We still do buy quite a bit, especially things like dried & canned beans, cheese, and treats like tortilla chips, but as I'm writing this I'm realizing that we're mostly eating off our own land.  Guess this is what "the fruits of our labor" is all about!

And, to be honest, we're eating so well.  It's all so delicious, all the winter soups, stews, casseroles.... we can't buy vegetables & meat this good in a store.  Or in a restaurant.  It's just not the same.

Although I will admit I am missing lettuce....our farm's lettuce, that is...  but not enough to buy lettuce from the store - store lettuce doesn't taste good!  I'll be content to wait about 2 more months until our first crop is ready.  :-)

.

Saturday, November 7, 2009

Pilgrims & a self-sufficient life

I need to spout off about something that is really irritating me!

I recently read a book to my 6 year-old about the first Thanksgiving (to my readers not from America, Thanksgiving is a November celebration which commemorates a feast between first permanent religious settlers in America (Pilgrims) and the Native Americans).

## [Entries provided]
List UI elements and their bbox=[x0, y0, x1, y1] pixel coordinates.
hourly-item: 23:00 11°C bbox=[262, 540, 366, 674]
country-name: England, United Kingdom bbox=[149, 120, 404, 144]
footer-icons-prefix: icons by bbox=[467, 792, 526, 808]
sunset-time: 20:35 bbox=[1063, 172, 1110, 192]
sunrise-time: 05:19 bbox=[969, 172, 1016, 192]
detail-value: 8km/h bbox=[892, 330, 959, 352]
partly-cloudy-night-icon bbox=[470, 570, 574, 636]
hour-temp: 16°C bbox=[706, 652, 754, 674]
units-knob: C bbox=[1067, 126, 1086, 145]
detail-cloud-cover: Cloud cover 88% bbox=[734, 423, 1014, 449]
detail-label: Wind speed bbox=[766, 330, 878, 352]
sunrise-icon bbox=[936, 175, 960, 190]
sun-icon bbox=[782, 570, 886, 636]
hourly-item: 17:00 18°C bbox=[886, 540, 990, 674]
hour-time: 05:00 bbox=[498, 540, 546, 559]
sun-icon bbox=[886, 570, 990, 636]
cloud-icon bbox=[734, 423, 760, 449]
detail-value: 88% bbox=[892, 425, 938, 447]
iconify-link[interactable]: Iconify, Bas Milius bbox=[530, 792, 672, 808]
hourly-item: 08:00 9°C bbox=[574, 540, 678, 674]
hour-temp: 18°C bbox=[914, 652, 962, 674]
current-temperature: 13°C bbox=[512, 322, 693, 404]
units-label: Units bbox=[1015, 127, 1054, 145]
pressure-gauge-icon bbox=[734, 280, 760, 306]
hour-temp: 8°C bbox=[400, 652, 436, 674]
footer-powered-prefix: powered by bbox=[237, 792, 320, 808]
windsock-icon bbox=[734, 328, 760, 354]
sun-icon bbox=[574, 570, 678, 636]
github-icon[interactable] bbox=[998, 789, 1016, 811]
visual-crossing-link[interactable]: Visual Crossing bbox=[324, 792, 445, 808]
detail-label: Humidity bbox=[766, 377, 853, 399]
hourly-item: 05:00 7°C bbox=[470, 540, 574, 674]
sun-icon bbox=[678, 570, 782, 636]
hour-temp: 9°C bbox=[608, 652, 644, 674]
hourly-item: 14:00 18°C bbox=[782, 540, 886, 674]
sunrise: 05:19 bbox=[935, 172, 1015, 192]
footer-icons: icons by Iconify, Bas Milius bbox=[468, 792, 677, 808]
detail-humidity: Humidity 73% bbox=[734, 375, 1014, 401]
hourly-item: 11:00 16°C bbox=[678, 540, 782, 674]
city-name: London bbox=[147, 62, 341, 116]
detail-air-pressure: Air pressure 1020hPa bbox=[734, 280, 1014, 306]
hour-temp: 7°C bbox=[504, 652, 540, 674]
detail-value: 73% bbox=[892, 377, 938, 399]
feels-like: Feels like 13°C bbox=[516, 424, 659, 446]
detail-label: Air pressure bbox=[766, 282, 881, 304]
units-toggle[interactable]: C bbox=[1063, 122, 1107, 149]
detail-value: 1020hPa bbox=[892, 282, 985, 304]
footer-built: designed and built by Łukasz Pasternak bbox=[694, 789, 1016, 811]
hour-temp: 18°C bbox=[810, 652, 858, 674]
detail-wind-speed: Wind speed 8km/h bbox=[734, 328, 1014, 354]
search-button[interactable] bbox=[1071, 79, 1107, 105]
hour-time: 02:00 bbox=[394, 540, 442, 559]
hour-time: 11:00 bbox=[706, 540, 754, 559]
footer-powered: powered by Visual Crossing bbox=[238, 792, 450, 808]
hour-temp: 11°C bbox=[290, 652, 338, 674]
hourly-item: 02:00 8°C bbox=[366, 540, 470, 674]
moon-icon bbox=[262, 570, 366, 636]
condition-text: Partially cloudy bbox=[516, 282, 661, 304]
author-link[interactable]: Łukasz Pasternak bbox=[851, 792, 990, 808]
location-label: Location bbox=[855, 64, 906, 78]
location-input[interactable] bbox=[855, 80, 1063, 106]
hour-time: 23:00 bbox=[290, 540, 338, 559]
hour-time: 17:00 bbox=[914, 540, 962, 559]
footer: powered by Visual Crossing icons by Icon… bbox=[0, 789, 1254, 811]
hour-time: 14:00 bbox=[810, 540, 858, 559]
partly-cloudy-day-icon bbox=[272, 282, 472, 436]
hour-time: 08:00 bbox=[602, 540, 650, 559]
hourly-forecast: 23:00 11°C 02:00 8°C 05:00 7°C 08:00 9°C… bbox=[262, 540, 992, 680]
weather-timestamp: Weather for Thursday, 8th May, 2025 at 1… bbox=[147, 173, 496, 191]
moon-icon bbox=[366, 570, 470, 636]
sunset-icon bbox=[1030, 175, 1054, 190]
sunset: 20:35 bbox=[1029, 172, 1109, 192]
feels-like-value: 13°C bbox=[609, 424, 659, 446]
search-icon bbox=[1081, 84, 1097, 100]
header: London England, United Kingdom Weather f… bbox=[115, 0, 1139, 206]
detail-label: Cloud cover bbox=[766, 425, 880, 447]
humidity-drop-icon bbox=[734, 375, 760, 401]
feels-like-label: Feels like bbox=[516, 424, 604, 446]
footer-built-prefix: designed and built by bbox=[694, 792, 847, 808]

## [Problems to solve]
a: In the farm blog extract, how much longer does the writer expect to wait for the farm's first lettuce crop?
b: Resume the farm blog extract, starting right after its last sentence.

## [Outputs for the tasks]
a: About two more months.

b:
This was a really simple children's picture book, only 20 pages or so long.  So why am I spouting off about it?

Oh, did it irritate me!!!  After taking this path toward a more self-sufficient life, I've learned so much about growing & preserving food, using wood for heat & cooking, and more.  Apparently the Pilgrims were, ahem, lacking in such knowledge.

This book mentioned that the Pilgrims landed at Massachusetts on December 21 after a 2-month journey across the ocean.  Hello?!!  What???!!  You left England at the end of October for a country that is colder in the winter, and you left to arrive on the Winter Solstice???  Did they not plan this out or what?  If I had been a Pilgrim, I definitely would have left in March.  Seems obvious to me!  They would have arrived here with plenty of time to plant the seeds they didn't bring along.

So now I have had my eyes opened.  It is no wonder only 50 of the original 102 survived the cold winter. 

I now realize how truly wonderful it was that the compassionate Native Americans stumbled across them in the spring and taught them how to plant the 3 sisters: corn, squash, and beans.  Of course, sharing their own seeds because the Pilgrims didn't bring their own (!).  Teaching them to hunt (!) and on and on.  Imagine what these Native Americans must have thought of these Pilgrims!  :-)  I'm surprised they didn't laugh them away, but after seeing them starving to death amongst all their dead & buried children and kinfolk I understand why they felt compelled to help.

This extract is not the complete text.